> Data listing

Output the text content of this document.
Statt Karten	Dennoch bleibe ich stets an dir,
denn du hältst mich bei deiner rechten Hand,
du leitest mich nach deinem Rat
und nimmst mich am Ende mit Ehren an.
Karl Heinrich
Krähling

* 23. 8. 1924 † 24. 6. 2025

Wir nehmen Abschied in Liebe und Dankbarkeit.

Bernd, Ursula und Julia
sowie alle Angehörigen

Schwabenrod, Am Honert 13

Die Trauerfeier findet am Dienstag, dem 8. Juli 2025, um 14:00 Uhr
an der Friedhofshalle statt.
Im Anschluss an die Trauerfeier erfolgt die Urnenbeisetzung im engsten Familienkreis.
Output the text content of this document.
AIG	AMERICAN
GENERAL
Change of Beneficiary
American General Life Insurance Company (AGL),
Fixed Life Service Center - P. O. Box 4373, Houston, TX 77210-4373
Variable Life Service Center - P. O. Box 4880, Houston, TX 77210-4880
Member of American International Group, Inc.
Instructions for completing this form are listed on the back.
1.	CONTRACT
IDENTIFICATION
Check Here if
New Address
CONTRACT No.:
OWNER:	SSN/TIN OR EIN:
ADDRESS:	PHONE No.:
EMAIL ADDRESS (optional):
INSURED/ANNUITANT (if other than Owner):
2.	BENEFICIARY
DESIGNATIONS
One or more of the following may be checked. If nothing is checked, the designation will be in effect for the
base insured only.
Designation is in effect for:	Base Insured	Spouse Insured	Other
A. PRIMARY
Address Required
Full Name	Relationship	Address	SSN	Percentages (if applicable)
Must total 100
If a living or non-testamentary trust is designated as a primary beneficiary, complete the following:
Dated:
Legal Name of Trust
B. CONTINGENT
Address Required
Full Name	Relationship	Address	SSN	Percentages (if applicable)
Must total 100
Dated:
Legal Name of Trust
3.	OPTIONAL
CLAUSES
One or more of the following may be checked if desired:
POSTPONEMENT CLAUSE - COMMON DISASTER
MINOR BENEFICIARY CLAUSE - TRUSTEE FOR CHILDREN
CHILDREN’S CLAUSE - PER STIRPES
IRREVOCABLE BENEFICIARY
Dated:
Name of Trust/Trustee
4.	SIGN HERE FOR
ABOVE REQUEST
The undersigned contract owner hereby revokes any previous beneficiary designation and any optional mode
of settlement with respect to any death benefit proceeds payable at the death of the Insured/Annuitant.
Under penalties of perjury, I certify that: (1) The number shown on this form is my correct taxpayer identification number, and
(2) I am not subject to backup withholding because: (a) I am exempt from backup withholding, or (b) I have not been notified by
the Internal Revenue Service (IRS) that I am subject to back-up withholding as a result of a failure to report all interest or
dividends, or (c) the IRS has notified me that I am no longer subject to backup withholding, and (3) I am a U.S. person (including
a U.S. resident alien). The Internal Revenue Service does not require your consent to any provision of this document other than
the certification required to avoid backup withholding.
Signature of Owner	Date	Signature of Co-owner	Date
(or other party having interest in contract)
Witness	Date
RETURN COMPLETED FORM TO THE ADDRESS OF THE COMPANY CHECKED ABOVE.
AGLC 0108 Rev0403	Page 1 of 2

> What is asked
Retype the entries exactly, including every line.

> Written response
Output the text content of this document.
Statt Karten	Dennoch bleibe ich stets an dir,
denn du hältst mich bei deiner rechten Hand,
du leitest mich nach deinem Rat
und nimmst mich am Ende mit Ehren an.
Karl Heinrich
Krähling

* 23. 8. 1924 † 24. 6. 2025

Wir nehmen Abschied in Liebe und Dankbarkeit.

Bernd, Ursula und Julia
sowie alle Angehörigen

Schwabenrod, Am Honert 13

Die Trauerfeier findet am Dienstag, dem 8. Juli 2025, um 14:00 Uhr
an der Friedhofshalle statt.
Im Anschluss an die Trauerfeier erfolgt die Urnenbeisetzung im engsten Familienkreis.
Output the text content of this document.
AIG	AMERICAN
GENERAL
Change of Beneficiary
American General Life Insurance Company (AGL),
Fixed Life Service Center - P. O. Box 4373, Houston, TX 77210-4373
Variable Life Service Center - P. O. Box 4880, Houston, TX 77210-4880
Member of American International Group, Inc.
Instructions for completing this form are listed on the back.
1.	CONTRACT
IDENTIFICATION
Check Here if
New Address
CONTRACT No.:
OWNER:	SSN/TIN OR EIN:
ADDRESS:	PHONE No.:
EMAIL ADDRESS (optional):
INSURED/ANNUITANT (if other than Owner):
2.	BENEFICIARY
DESIGNATIONS
One or more of the following may be checked. If nothing is checked, the designation will be in effect for the
base insured only.
Designation is in effect for:	Base Insured	Spouse Insured	Other
A. PRIMARY
Address Required
Full Name	Relationship	Address	SSN	Percentages (if applicable)
Must total 100
If a living or non-testamentary trust is designated as a primary beneficiary, complete the following:
Dated:
Legal Name of Trust
B. CONTINGENT
Address Required
Full Name	Relationship	Address	SSN	Percentages (if applicable)
Must total 100
Dated:
Legal Name of Trust
3.	OPTIONAL
CLAUSES
One or more of the following may be checked if desired:
POSTPONEMENT CLAUSE - COMMON DISASTER
MINOR BENEFICIARY CLAUSE - TRUSTEE FOR CHILDREN
CHILDREN’S CLAUSE - PER STIRPES
IRREVOCABLE BENEFICIARY
Dated:
Name of Trust/Trustee
4.	SIGN HERE FOR
ABOVE REQUEST
The undersigned contract owner hereby revokes any previous beneficiary designation and any optional mode
of settlement with respect to any death benefit proceeds payable at the death of the Insured/Annuitant.
Under penalties of perjury, I certify that: (1) The number shown on this form is my correct taxpayer identification number, and
(2) I am not subject to backup withholding because: (a) I am exempt from backup withholding, or (b) I have not been notified by
the Internal Revenue Service (IRS) that I am subject to back-up withholding as a result of a failure to report all interest or
dividends, or (c) the IRS has notified me that I am no longer subject to backup withholding, and (3) I am a U.S. person (including
a U.S. resident alien). The Internal Revenue Service does not require your consent to any provision of this document other than
the certification required to avoid backup withholding.
Signature of Owner	Date	Signature of Co-owner	Date
(or other party having interest in contract)
Witness	Date
RETURN COMPLETED FORM TO THE ADDRESS OF THE COMPANY CHECKED ABOVE.
AGLC 0108 Rev0403	Page 1 of 2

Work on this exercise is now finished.